··· Task inputs

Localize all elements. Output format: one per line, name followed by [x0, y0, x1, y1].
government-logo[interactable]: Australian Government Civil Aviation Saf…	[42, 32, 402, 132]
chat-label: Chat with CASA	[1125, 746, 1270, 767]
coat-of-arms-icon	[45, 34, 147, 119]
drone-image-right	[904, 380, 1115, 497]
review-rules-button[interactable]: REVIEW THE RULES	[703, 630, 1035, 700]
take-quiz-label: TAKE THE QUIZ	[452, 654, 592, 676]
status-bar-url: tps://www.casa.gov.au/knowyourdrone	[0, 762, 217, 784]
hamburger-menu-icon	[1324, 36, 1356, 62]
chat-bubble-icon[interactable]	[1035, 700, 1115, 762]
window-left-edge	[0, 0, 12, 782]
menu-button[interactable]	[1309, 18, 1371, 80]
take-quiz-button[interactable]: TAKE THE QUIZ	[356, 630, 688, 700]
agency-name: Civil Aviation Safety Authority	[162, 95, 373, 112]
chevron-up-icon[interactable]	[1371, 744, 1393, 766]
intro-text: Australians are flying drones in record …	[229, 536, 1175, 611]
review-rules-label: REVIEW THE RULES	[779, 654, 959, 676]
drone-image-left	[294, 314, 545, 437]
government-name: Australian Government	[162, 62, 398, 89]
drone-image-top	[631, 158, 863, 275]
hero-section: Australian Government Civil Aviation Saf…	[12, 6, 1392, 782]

······

Report every line of the rows above that contains the string "image", copying each line in full. Case counts.

drone-image-right	[904, 380, 1115, 497]
drone-image-left	[294, 314, 545, 437]
drone-image-top	[631, 158, 863, 275]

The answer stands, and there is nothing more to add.